▸ **GOAL**
Pull every line of the listing below out word for word, changing nothing.

— start of RECORD EXTRACTS —

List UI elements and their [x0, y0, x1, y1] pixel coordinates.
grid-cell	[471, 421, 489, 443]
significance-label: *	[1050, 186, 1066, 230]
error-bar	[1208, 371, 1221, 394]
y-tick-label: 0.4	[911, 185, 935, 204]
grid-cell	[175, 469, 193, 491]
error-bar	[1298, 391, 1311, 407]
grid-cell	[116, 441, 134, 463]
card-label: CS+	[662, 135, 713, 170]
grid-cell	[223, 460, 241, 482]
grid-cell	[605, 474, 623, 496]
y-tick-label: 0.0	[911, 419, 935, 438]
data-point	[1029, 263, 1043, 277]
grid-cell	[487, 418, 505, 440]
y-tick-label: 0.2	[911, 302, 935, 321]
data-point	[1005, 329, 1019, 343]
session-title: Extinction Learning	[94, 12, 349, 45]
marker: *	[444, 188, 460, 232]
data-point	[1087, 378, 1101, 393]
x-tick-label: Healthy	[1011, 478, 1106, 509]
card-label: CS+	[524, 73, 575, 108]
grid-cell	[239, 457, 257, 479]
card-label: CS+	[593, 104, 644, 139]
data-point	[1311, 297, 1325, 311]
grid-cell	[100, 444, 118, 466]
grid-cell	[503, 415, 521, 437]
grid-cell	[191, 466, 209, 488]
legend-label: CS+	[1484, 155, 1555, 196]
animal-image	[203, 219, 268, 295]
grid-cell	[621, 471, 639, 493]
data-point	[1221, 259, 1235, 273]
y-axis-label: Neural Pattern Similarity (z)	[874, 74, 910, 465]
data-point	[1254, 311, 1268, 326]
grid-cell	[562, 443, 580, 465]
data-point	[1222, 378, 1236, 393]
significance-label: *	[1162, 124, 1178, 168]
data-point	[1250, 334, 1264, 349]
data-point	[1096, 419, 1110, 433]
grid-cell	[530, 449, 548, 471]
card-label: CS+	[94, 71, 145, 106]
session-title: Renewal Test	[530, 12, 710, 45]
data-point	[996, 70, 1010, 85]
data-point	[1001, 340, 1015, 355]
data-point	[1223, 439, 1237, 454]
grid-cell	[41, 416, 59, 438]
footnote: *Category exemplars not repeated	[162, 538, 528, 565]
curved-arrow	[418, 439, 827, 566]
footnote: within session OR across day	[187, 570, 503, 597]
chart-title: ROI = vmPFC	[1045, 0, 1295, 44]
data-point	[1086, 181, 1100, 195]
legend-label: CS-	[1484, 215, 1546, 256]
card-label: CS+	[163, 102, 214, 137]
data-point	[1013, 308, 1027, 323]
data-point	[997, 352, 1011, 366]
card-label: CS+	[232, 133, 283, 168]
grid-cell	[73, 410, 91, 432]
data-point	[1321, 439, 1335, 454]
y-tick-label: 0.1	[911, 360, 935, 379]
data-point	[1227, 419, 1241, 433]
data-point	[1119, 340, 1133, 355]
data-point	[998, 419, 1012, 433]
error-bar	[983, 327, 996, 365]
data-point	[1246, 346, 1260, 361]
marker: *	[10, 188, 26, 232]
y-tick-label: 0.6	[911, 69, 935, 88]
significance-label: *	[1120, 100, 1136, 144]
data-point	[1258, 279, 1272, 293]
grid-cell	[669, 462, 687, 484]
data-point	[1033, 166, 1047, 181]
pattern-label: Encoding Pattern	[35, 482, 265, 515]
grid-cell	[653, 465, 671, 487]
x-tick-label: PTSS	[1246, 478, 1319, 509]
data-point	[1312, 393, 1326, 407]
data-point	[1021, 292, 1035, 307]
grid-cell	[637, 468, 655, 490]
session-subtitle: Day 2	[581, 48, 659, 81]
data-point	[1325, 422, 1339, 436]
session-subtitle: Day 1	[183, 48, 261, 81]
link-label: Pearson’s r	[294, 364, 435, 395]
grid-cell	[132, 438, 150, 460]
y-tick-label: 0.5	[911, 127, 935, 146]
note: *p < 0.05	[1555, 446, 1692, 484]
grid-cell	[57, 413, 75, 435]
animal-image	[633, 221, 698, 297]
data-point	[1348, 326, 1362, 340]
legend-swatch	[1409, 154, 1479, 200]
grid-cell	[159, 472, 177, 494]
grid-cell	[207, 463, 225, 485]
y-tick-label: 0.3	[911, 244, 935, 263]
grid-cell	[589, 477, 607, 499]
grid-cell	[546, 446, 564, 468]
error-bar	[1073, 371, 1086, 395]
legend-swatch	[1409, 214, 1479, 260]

— end of RECORD EXTRACTS —

▸ **EXERCISE SOLUTION**
List UI elements and their [x0, y0, x1, y1] pixel coordinates.
grid-cell	[471, 421, 489, 443]
significance-label: *	[1050, 186, 1066, 230]
error-bar	[1208, 371, 1221, 394]
y-tick-label: 0.4	[911, 185, 935, 204]
grid-cell	[175, 469, 193, 491]
error-bar	[1298, 391, 1311, 407]
grid-cell	[116, 441, 134, 463]
card-label: CS+	[662, 135, 713, 170]
grid-cell	[223, 460, 241, 482]
grid-cell	[605, 474, 623, 496]
y-tick-label: 0.0	[911, 419, 935, 438]
data-point	[1029, 263, 1043, 277]
grid-cell	[487, 418, 505, 440]
y-tick-label: 0.2	[911, 302, 935, 321]
data-point	[1005, 329, 1019, 343]
session-title: Extinction Learning	[94, 12, 349, 45]
marker: *	[444, 188, 460, 232]
data-point	[1087, 378, 1101, 393]
x-tick-label: Healthy	[1011, 478, 1106, 509]
card-label: CS+	[524, 73, 575, 108]
grid-cell	[239, 457, 257, 479]
card-label: CS+	[593, 104, 644, 139]
data-point	[1311, 297, 1325, 311]
grid-cell	[100, 444, 118, 466]
grid-cell	[503, 415, 521, 437]
grid-cell	[191, 466, 209, 488]
legend-label: CS+	[1484, 155, 1555, 196]
animal-image	[203, 219, 268, 295]
grid-cell	[621, 471, 639, 493]
data-point	[1221, 259, 1235, 273]
y-axis-label: Neural Pattern Similarity (z)	[874, 74, 910, 465]
data-point	[1254, 311, 1268, 326]
grid-cell	[562, 443, 580, 465]
data-point	[1222, 378, 1236, 393]
significance-label: *	[1162, 124, 1178, 168]
data-point	[1250, 334, 1264, 349]
data-point	[1096, 419, 1110, 433]
grid-cell	[530, 449, 548, 471]
card-label: CS+	[94, 71, 145, 106]
session-title: Renewal Test	[530, 12, 710, 45]
data-point	[996, 70, 1010, 85]
data-point	[1001, 340, 1015, 355]
data-point	[1223, 439, 1237, 454]
grid-cell	[41, 416, 59, 438]
footnote: *Category exemplars not repeated	[162, 538, 528, 565]
curved-arrow	[418, 439, 827, 566]
footnote: within session OR across day	[187, 570, 503, 597]
chart-title: ROI = vmPFC	[1045, 0, 1295, 44]
data-point	[1086, 181, 1100, 195]
legend-label: CS-	[1484, 215, 1546, 256]
card-label: CS+	[163, 102, 214, 137]
data-point	[1013, 308, 1027, 323]
data-point	[997, 352, 1011, 366]
card-label: CS+	[232, 133, 283, 168]
grid-cell	[73, 410, 91, 432]
data-point	[1321, 439, 1335, 454]
y-tick-label: 0.1	[911, 360, 935, 379]
data-point	[1227, 419, 1241, 433]
data-point	[1119, 340, 1133, 355]
data-point	[998, 419, 1012, 433]
error-bar	[983, 327, 996, 365]
data-point	[1246, 346, 1260, 361]
marker: *	[10, 188, 26, 232]
y-tick-label: 0.6	[911, 69, 935, 88]
significance-label: *	[1120, 100, 1136, 144]
data-point	[1258, 279, 1272, 293]
grid-cell	[669, 462, 687, 484]
data-point	[1033, 166, 1047, 181]
pattern-label: Encoding Pattern	[35, 482, 265, 515]
grid-cell	[653, 465, 671, 487]
x-tick-label: PTSS	[1246, 478, 1319, 509]
data-point	[1312, 393, 1326, 407]
data-point	[1021, 292, 1035, 307]
grid-cell	[637, 468, 655, 490]
session-subtitle: Day 2	[581, 48, 659, 81]
data-point	[1325, 422, 1339, 436]
session-subtitle: Day 1	[183, 48, 261, 81]
link-label: Pearson’s r	[294, 364, 435, 395]
grid-cell	[132, 438, 150, 460]
y-tick-label: 0.5	[911, 127, 935, 146]
note: *p < 0.05	[1555, 446, 1692, 484]
grid-cell	[57, 413, 75, 435]
animal-image	[633, 221, 698, 297]
data-point	[1348, 326, 1362, 340]
legend-swatch	[1409, 154, 1479, 200]
grid-cell	[159, 472, 177, 494]
grid-cell	[207, 463, 225, 485]
y-tick-label: 0.3	[911, 244, 935, 263]
grid-cell	[589, 477, 607, 499]
grid-cell	[546, 446, 564, 468]
error-bar	[1073, 371, 1086, 395]
legend-swatch	[1409, 214, 1479, 260]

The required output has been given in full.